__REQUEST__
Examine the entries and show every line in which the word "this" is found.

__DATA LISTING__
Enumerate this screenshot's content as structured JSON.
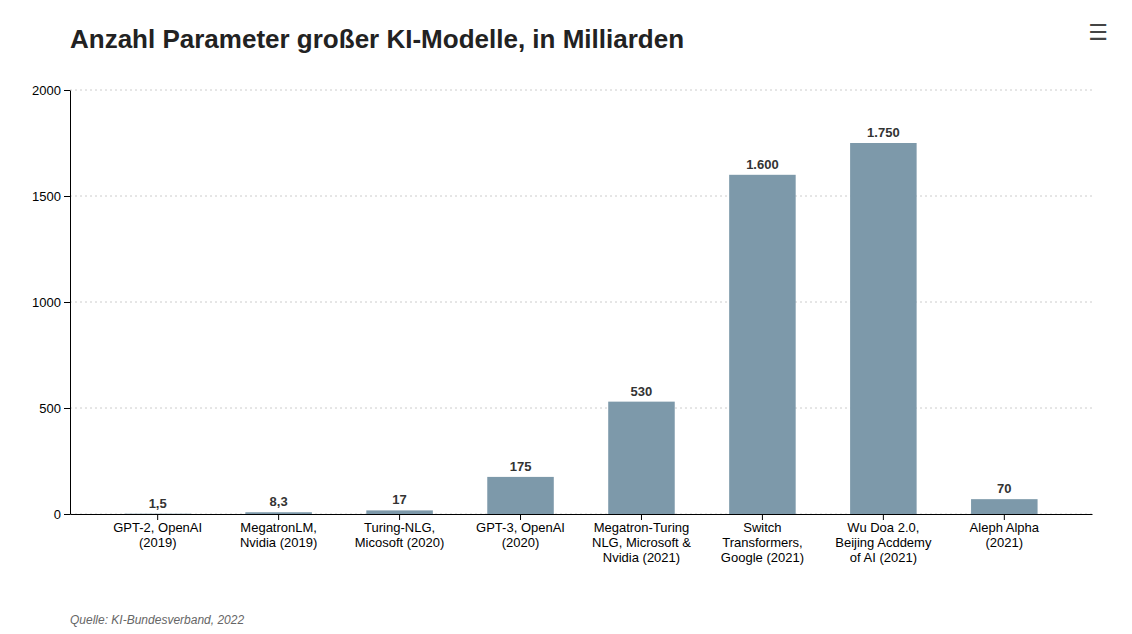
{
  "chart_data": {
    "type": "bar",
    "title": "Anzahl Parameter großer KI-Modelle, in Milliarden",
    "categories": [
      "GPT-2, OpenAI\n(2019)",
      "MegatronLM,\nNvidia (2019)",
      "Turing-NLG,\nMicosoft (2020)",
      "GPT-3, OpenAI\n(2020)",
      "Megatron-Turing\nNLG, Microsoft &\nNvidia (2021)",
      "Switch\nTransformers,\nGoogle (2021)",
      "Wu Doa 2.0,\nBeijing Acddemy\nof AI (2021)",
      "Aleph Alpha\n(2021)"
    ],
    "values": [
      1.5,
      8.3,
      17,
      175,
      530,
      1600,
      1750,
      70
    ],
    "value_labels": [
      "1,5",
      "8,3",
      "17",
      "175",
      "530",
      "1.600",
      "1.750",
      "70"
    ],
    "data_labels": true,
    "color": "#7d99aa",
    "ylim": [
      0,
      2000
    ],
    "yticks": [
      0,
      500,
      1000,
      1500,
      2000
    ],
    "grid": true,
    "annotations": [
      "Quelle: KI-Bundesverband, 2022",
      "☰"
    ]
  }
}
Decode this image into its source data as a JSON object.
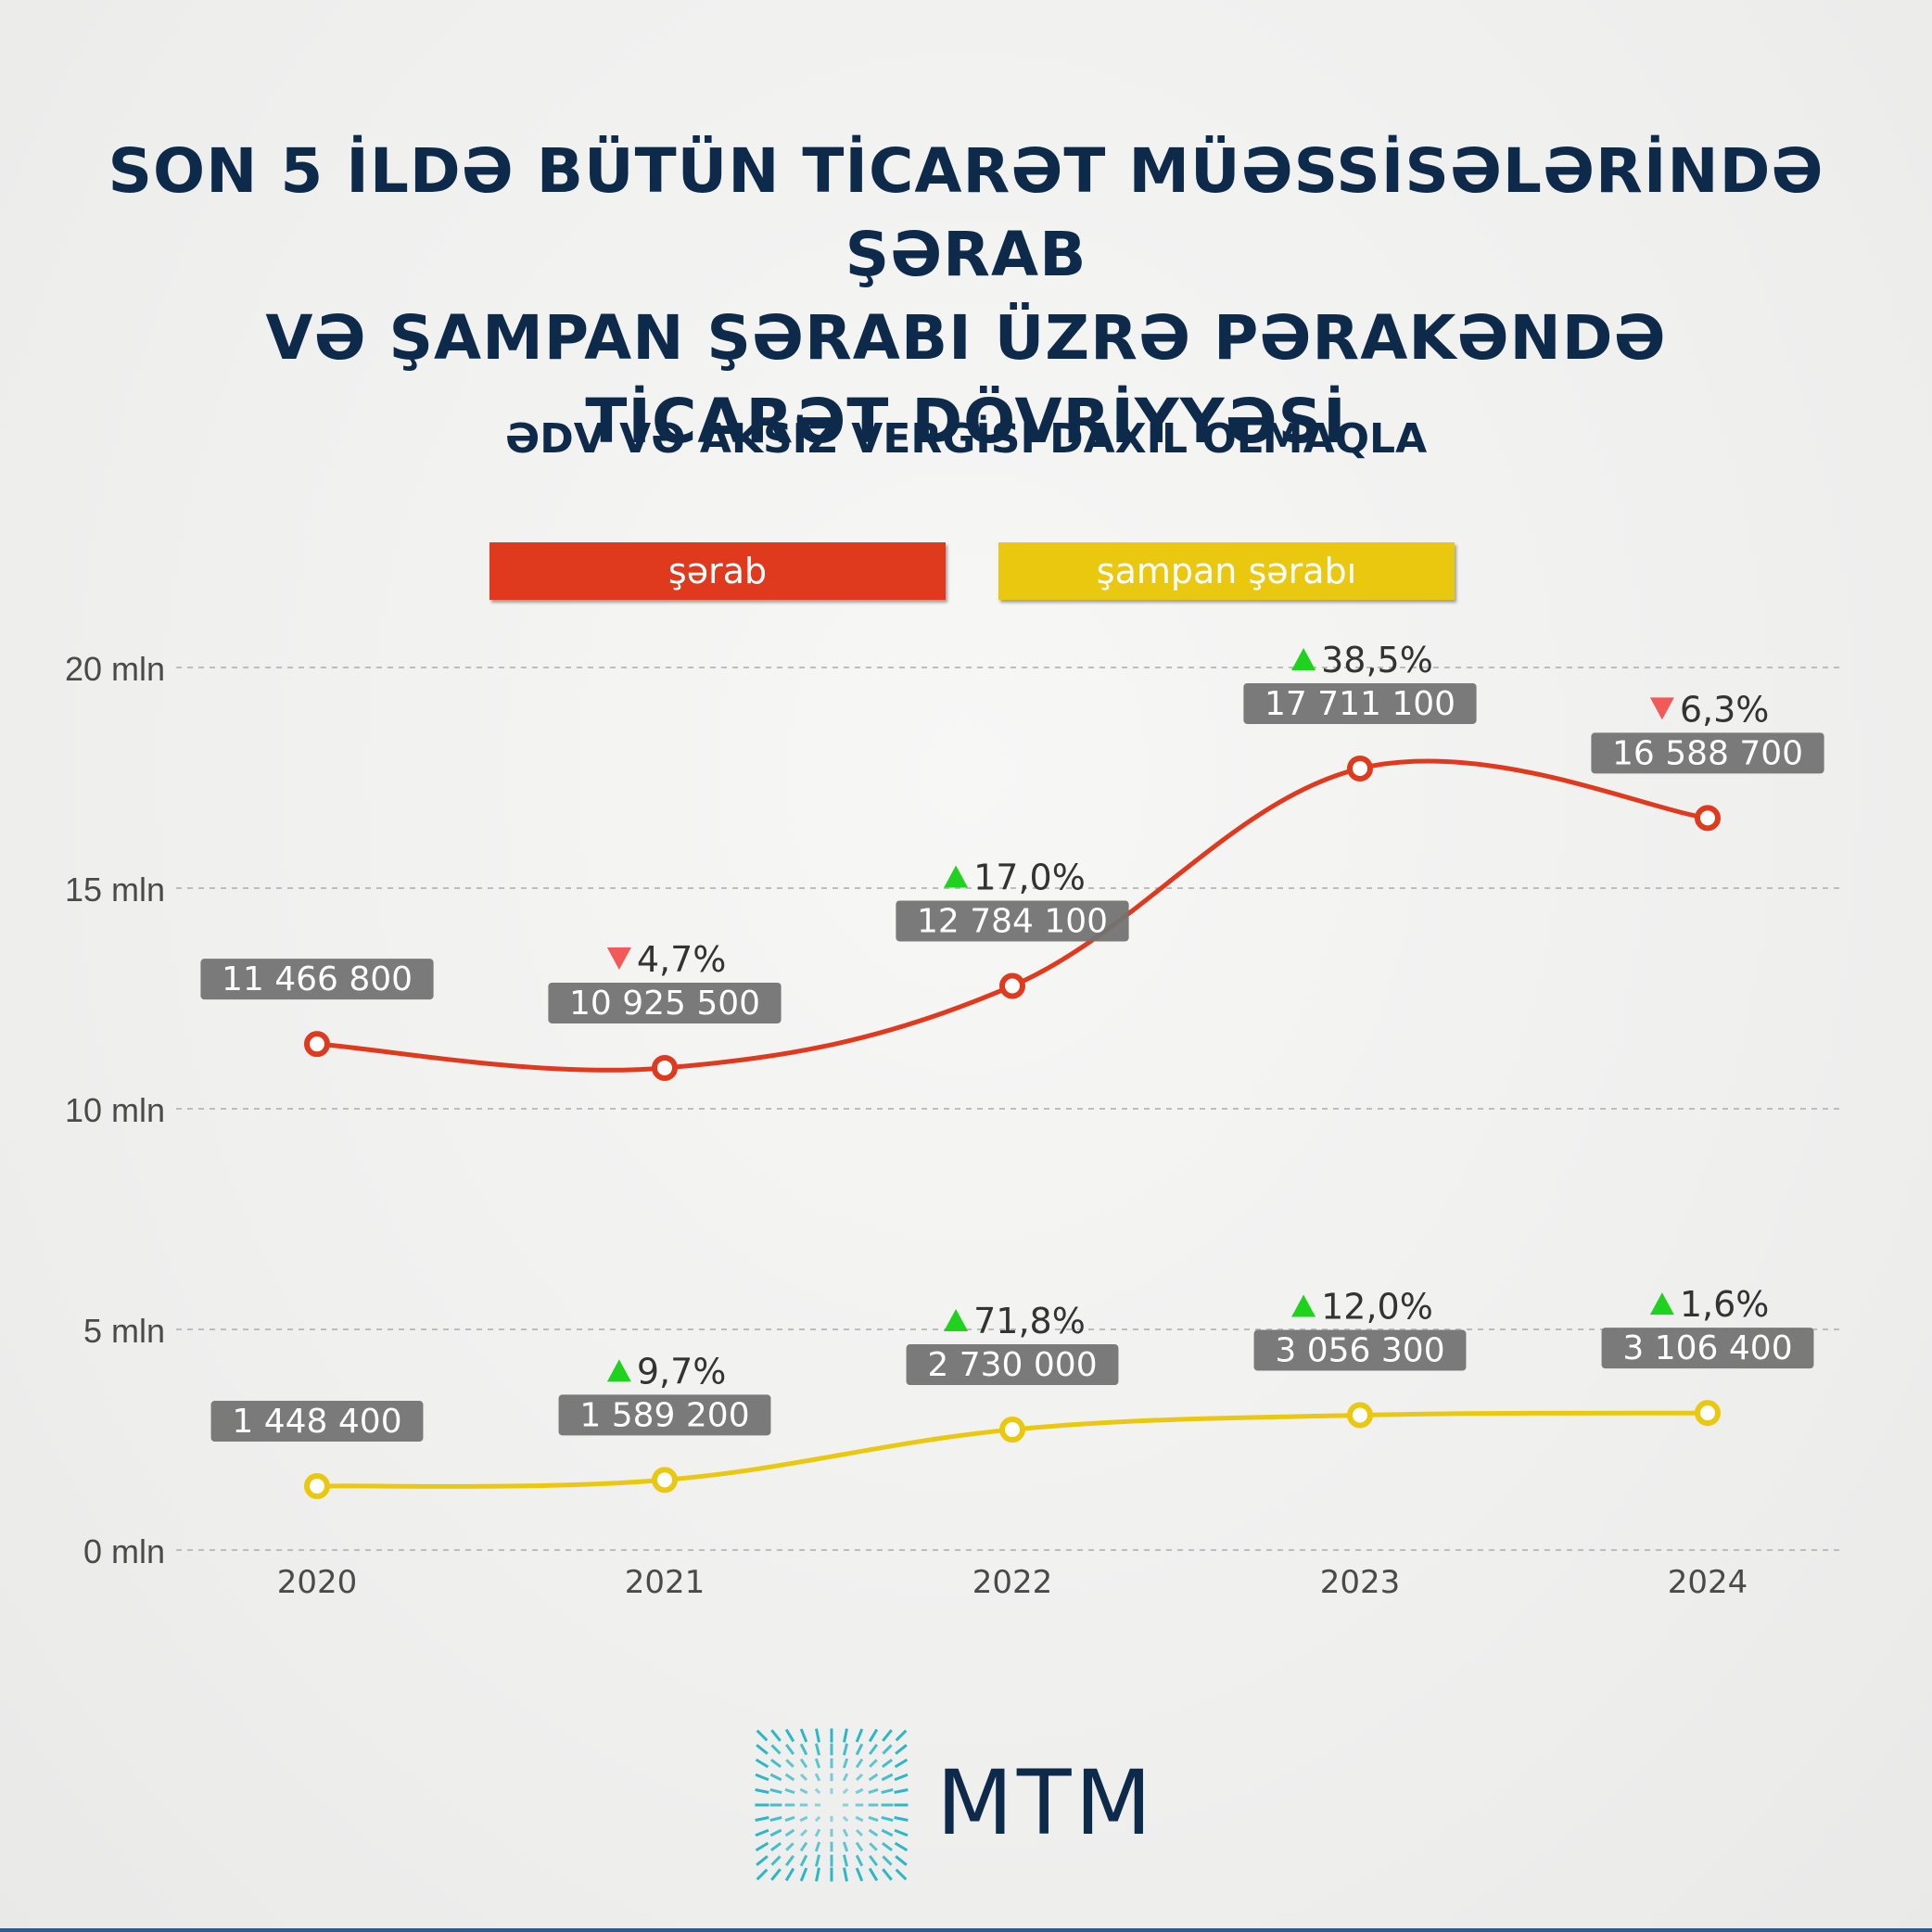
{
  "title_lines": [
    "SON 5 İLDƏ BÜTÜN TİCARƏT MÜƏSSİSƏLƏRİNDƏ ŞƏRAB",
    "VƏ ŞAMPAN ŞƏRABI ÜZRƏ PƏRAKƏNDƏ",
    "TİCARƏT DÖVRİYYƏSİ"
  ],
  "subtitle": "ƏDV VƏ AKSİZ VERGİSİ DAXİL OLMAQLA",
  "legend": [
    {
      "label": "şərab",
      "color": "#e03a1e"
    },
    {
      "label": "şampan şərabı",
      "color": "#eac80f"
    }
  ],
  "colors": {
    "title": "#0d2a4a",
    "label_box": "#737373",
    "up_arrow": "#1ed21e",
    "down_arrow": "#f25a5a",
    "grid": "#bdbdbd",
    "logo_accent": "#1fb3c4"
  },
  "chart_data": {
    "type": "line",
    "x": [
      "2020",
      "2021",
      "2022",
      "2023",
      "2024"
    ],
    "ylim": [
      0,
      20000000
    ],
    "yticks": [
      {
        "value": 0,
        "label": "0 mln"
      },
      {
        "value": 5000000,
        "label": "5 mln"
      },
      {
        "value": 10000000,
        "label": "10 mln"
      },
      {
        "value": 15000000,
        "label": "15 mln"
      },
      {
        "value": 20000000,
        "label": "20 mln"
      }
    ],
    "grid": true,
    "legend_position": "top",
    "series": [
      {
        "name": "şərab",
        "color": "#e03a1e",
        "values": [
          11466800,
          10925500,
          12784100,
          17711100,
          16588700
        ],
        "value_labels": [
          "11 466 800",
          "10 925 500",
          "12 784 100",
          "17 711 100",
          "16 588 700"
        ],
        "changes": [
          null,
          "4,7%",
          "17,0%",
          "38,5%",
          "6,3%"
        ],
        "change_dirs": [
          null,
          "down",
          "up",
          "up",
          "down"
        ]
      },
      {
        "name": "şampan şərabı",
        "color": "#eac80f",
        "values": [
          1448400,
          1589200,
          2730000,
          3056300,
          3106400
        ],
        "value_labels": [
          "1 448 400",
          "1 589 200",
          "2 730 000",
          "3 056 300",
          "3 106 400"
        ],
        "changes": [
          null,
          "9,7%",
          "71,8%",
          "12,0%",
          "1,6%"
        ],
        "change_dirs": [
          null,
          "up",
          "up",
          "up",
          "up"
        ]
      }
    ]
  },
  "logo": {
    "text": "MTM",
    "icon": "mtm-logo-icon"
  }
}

__EXERCISE RESPONSE__
Enumerate this screenshot's content as structured JSON.
Decode this image into its source data as a JSON object.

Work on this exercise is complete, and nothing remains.